**PASSAGE EXTRAIT:**
━━━━━━━━━━━━━━━━━━━━━━━━━━━━━━
Une comédie dramatique équilibrée. L’Âme idéale oscille entre comédie et drame. Le côté fort du film est qu'il navigue entre les deux, tout en respectant l’essence des personnages et le sujet du film. Cet équilibre est, entre autres, amené par des scènes d’Elsa créant des liens étroits, intimes, avec les esprits, entrecoupés du point de vue du monde extérieur, qui la juge comme « folle ». Le jeu de Magalie Lépine-Blondeau, dans ces scènes à double point de vue, fait autant rire qu’il attriste, mettant en avant sa solitude et son ostracisation. Oscar, dans son histoire tragique et ses dialogues empreints d’humour noir, apporte également beaucoup à cette dynamique. Si Jonathan Cohen était questionné par certains lors du festival quant à sa capacité à jouer le drame, étant connu principalement dans la comédie, il a su faire taire ces doutes avec sa performance émouvante. « Je pense que c’est votre job de mettre des étiquettes et de mettre les gens dans des cases, et je le comprends aussi » disait-il à ce sujet, ajoutant qu’il est heureux de constater que tel n’est pas le cas dans son milieu, où des rôles en tous genres lui sont proposés.
━━━━━━━━━━━━━━━━━━━━━━━━━━━━━━
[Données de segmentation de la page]
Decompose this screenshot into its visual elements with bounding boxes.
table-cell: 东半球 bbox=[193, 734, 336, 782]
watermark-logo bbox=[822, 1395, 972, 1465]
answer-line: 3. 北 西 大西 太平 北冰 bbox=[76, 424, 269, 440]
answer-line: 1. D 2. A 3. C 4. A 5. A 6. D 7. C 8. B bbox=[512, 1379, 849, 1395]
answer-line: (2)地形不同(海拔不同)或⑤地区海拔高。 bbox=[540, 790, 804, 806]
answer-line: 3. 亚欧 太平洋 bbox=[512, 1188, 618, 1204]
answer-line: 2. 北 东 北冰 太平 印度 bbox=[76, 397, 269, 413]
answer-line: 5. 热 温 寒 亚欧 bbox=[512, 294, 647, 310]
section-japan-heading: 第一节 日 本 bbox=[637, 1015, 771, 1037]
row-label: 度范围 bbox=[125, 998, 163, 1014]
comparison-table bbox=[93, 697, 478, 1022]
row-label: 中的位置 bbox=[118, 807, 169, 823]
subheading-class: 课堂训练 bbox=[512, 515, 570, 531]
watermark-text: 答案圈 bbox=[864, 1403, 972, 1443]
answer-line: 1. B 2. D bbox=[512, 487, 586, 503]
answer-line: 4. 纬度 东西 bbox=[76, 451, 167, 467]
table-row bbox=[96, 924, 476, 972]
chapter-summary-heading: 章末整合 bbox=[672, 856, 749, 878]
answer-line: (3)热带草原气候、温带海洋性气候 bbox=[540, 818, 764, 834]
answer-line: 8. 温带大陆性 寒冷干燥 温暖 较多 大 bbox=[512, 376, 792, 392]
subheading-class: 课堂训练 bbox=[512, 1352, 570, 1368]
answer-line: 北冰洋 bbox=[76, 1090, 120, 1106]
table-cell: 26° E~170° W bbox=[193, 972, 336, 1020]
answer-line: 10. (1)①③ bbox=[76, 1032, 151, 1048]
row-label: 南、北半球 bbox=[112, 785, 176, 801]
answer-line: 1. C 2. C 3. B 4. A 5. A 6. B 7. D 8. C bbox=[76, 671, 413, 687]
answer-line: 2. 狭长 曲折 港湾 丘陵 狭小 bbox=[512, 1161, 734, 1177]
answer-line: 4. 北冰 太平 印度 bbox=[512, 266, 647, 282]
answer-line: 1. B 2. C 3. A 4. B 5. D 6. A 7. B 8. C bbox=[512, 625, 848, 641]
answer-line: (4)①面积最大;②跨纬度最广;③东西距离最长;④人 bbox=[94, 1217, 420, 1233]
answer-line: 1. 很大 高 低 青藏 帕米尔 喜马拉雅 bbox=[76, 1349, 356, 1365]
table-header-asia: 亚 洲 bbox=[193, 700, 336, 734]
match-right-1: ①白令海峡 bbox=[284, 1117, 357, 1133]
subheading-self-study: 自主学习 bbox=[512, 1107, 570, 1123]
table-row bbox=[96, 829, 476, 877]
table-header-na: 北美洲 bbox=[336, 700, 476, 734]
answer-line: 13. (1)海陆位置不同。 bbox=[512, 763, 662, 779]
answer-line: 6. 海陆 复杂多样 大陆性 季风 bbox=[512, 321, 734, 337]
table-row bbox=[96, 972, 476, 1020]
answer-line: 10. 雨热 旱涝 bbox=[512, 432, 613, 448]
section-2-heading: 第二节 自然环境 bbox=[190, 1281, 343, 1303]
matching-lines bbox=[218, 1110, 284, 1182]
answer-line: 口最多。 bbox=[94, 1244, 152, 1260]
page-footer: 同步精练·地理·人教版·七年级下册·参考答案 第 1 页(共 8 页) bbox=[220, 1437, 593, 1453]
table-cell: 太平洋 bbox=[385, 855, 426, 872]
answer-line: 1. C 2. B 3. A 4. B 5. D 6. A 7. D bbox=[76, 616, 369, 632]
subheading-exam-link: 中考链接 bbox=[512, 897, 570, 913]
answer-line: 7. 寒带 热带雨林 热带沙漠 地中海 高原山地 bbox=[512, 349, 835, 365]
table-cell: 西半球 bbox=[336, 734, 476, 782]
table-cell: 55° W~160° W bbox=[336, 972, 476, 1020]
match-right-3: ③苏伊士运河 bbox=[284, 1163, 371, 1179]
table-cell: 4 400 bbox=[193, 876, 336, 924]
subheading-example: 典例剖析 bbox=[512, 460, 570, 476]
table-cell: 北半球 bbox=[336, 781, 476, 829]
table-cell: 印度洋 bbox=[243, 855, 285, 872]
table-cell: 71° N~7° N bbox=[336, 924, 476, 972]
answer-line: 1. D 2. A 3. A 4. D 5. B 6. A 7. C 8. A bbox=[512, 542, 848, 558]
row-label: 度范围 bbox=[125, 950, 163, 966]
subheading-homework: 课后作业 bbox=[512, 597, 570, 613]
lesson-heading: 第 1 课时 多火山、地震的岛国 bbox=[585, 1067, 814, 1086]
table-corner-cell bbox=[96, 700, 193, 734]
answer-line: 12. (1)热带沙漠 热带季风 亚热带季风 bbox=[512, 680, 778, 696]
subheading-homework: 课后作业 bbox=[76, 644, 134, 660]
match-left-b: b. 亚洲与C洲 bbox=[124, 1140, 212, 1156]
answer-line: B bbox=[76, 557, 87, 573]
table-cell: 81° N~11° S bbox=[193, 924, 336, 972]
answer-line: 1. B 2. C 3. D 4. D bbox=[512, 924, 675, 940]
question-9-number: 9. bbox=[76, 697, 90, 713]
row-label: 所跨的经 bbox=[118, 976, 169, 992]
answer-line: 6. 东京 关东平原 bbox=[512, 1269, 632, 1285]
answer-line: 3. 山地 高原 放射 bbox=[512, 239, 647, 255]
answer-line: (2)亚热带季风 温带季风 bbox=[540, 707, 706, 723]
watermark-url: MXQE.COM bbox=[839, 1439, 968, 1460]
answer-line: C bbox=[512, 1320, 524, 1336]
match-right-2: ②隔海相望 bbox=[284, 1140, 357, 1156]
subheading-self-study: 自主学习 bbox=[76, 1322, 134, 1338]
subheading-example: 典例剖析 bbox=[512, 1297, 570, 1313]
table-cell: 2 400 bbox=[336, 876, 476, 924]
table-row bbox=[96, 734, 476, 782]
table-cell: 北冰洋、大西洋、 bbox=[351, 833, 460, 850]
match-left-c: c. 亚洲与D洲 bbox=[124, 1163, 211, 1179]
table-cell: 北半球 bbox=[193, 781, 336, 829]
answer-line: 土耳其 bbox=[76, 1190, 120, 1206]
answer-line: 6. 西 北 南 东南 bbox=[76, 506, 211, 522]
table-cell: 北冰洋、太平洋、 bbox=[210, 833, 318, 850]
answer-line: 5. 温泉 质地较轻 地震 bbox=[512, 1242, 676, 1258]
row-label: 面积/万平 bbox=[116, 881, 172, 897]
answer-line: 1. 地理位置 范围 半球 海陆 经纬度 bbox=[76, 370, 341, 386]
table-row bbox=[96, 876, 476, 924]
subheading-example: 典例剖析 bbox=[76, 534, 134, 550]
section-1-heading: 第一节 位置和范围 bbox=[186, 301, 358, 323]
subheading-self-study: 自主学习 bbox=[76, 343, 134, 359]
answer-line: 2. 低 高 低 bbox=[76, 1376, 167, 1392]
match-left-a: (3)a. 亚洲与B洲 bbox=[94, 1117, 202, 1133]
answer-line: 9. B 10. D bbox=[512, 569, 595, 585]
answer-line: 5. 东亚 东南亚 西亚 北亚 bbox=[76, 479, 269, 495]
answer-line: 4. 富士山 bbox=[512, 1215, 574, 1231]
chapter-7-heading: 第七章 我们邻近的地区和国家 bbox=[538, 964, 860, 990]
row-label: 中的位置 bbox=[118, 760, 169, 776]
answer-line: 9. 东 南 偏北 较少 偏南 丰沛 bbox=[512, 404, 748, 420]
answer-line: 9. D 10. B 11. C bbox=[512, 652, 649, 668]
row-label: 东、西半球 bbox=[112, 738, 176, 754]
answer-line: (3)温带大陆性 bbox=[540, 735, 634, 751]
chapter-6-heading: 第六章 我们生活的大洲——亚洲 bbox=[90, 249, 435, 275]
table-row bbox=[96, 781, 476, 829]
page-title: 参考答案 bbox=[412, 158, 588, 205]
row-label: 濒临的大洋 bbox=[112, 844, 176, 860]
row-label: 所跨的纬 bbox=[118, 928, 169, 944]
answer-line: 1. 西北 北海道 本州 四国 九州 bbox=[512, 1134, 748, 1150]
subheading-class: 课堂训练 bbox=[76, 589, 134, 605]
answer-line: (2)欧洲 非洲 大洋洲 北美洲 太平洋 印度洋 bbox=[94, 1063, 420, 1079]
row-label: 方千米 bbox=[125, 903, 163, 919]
━━━━━━━━━━━━━━━━━━━━━━━━━━━━━━
**TÂCHE À RÉALISER:**
Relevez tous les noms de personnes et de personnages qui figurent dans le passage consacré au film L’Âme idéale.

**RÉPONSE RÉDIGÉE:**
Elsa, Magalie Lépine-Blondeau, Oscar, Jonathan Cohen